| SET EXERCISE |
Return the material word for word. Do not include the pictures.
□ □ □
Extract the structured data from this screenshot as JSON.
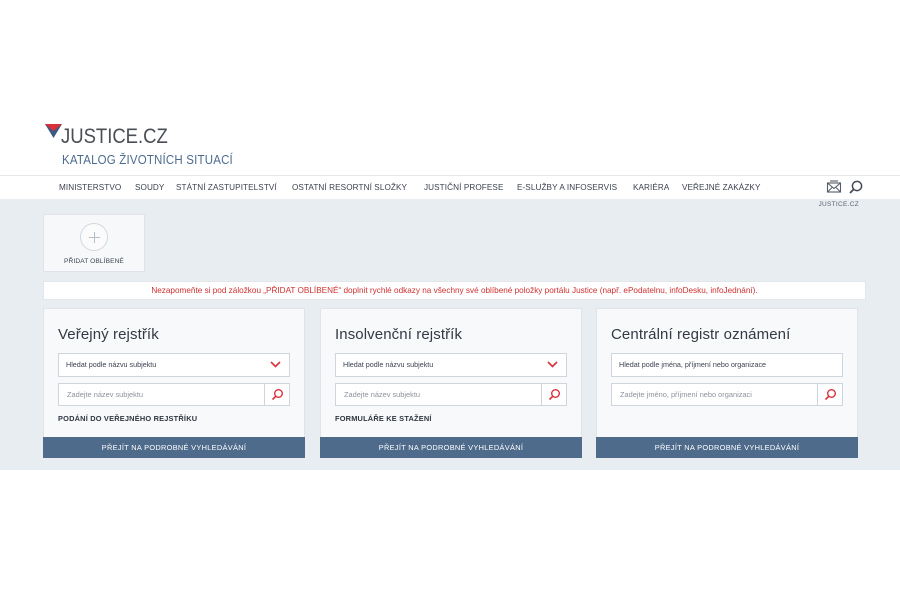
{
  "header": {
    "logo_text": "JUSTICE.CZ",
    "subtitle": "KATALOG ŽIVOTNÍCH SITUACÍ"
  },
  "nav": {
    "items": [
      "MINISTERSTVO",
      "SOUDY",
      "STÁTNÍ ZASTUPITELSTVÍ",
      "OSTATNÍ RESORTNÍ SLOŽKY",
      "JUSTIČNÍ PROFESE",
      "E-SLUŽBY A INFOSERVIS",
      "KARIÉRA",
      "VEŘEJNÉ ZAKÁZKY"
    ],
    "icons": [
      "mail-icon",
      "search-icon"
    ],
    "justice_small": "JUSTICE.CZ"
  },
  "favorites": {
    "label": "PŘIDAT OBLÍBENÉ"
  },
  "notice": {
    "text": "Nezapomeňte si pod záložkou „PŘIDAT OBLÍBENÉ“ doplnit rychlé odkazy na všechny své oblíbené položky portálu Justice (např. ePodatelnu, infoDesku, infoJednání)."
  },
  "cards": [
    {
      "title": "Veřejný rejstřík",
      "select_value": "Hledat podle názvu subjektu",
      "input_placeholder": "Zadejte název subjektu",
      "link": "PODÁNÍ DO VEŘEJNÉHO REJSTŘÍKU",
      "button": "PŘEJÍT NA PODROBNÉ VYHLEDÁVÁNÍ"
    },
    {
      "title": "Insolvenční rejstřík",
      "select_value": "Hledat podle názvu subjektu",
      "input_placeholder": "Zadejte název subjektu",
      "link": "FORMULÁŘE KE STAŽENÍ",
      "button": "PŘEJÍT NA PODROBNÉ VYHLEDÁVÁNÍ"
    },
    {
      "title": "Centrální registr oznámení",
      "select_value": "Hledat podle jména, příjmení nebo organizace",
      "input_placeholder": "Zadejte jméno, příjmení nebo organizaci",
      "link": "",
      "button": "PŘEJÍT NA PODROBNÉ VYHLEDÁVÁNÍ"
    }
  ],
  "colors": {
    "accent_blue": "#4e6b8c",
    "logo_red": "#d9303a",
    "logo_blue": "#3c5a82",
    "notice_red": "#d03030",
    "background": "#e8edf2"
  }
}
□ □ □
| RESULT BELOW |
Extract the structured data from this screenshot as JSON.
{
  "header": {
    "logo_text": "JUSTICE.CZ",
    "subtitle": "KATALOG ŽIVOTNÍCH SITUACÍ"
  },
  "nav": {
    "items": [
      "MINISTERSTVO",
      "SOUDY",
      "STÁTNÍ ZASTUPITELSTVÍ",
      "OSTATNÍ RESORTNÍ SLOŽKY",
      "JUSTIČNÍ PROFESE",
      "E-SLUŽBY A INFOSERVIS",
      "KARIÉRA",
      "VEŘEJNÉ ZAKÁZKY"
    ],
    "icons": [
      "mail-icon",
      "search-icon"
    ],
    "justice_small": "JUSTICE.CZ"
  },
  "favorites": {
    "label": "PŘIDAT OBLÍBENÉ"
  },
  "notice": {
    "text": "Nezapomeňte si pod záložkou „PŘIDAT OBLÍBENÉ“ doplnit rychlé odkazy na všechny své oblíbené položky portálu Justice (např. ePodatelnu, infoDesku, infoJednání)."
  },
  "cards": [
    {
      "title": "Veřejný rejstřík",
      "select_value": "Hledat podle názvu subjektu",
      "input_placeholder": "Zadejte název subjektu",
      "link": "PODÁNÍ DO VEŘEJNÉHO REJSTŘÍKU",
      "button": "PŘEJÍT NA PODROBNÉ VYHLEDÁVÁNÍ"
    },
    {
      "title": "Insolvenční rejstřík",
      "select_value": "Hledat podle názvu subjektu",
      "input_placeholder": "Zadejte název subjektu",
      "link": "FORMULÁŘE KE STAŽENÍ",
      "button": "PŘEJÍT NA PODROBNÉ VYHLEDÁVÁNÍ"
    },
    {
      "title": "Centrální registr oznámení",
      "select_value": "Hledat podle jména, příjmení nebo organizace",
      "input_placeholder": "Zadejte jméno, příjmení nebo organizaci",
      "link": "",
      "button": "PŘEJÍT NA PODROBNÉ VYHLEDÁVÁNÍ"
    }
  ],
  "colors": {
    "accent_blue": "#4e6b8c",
    "logo_red": "#d9303a",
    "logo_blue": "#3c5a82",
    "notice_red": "#d03030",
    "background": "#e8edf2"
  }
}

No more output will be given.